**What is being asked**
Repeat the material in full. Keep every line exactly as it is.

**The data**
++++++++++++++++++++
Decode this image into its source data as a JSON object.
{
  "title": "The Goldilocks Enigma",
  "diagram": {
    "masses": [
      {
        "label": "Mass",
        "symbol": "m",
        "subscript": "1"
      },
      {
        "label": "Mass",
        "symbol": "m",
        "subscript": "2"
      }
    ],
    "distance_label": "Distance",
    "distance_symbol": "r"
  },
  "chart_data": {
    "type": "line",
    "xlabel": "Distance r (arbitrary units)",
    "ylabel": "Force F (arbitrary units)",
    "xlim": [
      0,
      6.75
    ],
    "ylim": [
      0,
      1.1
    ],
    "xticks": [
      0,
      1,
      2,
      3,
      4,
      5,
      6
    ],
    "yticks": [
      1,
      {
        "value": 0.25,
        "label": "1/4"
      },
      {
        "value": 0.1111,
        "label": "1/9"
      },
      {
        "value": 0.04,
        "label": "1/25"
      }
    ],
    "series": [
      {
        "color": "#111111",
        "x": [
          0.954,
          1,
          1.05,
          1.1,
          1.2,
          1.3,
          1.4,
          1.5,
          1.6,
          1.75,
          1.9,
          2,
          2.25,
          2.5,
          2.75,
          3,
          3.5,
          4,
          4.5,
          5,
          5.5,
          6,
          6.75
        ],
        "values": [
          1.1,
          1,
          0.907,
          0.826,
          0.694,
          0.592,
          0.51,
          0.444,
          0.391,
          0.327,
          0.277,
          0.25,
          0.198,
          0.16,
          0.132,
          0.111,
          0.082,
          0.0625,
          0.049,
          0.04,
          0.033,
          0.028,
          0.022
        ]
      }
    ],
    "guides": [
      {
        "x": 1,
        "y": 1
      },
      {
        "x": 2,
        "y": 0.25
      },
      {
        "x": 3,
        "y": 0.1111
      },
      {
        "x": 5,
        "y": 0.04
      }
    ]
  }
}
++++++++++++++++++++
**Task response**
Decode this image into its source data as a JSON object.
{
  "title": "The Goldilocks Enigma",
  "diagram": {
    "masses": [
      {
        "label": "Mass",
        "symbol": "m",
        "subscript": "1"
      },
      {
        "label": "Mass",
        "symbol": "m",
        "subscript": "2"
      }
    ],
    "distance_label": "Distance",
    "distance_symbol": "r"
  },
  "chart_data": {
    "type": "line",
    "xlabel": "Distance r (arbitrary units)",
    "ylabel": "Force F (arbitrary units)",
    "xlim": [
      0,
      6.75
    ],
    "ylim": [
      0,
      1.1
    ],
    "xticks": [
      0,
      1,
      2,
      3,
      4,
      5,
      6
    ],
    "yticks": [
      1,
      {
        "value": 0.25,
        "label": "1/4"
      },
      {
        "value": 0.1111,
        "label": "1/9"
      },
      {
        "value": 0.04,
        "label": "1/25"
      }
    ],
    "series": [
      {
        "color": "#111111",
        "x": [
          0.954,
          1,
          1.05,
          1.1,
          1.2,
          1.3,
          1.4,
          1.5,
          1.6,
          1.75,
          1.9,
          2,
          2.25,
          2.5,
          2.75,
          3,
          3.5,
          4,
          4.5,
          5,
          5.5,
          6,
          6.75
        ],
        "values": [
          1.1,
          1,
          0.907,
          0.826,
          0.694,
          0.592,
          0.51,
          0.444,
          0.391,
          0.327,
          0.277,
          0.25,
          0.198,
          0.16,
          0.132,
          0.111,
          0.082,
          0.0625,
          0.049,
          0.04,
          0.033,
          0.028,
          0.022
        ]
      }
    ],
    "guides": [
      {
        "x": 1,
        "y": 1
      },
      {
        "x": 2,
        "y": 0.25
      },
      {
        "x": 3,
        "y": 0.1111
      },
      {
        "x": 5,
        "y": 0.04
      }
    ]
  }
}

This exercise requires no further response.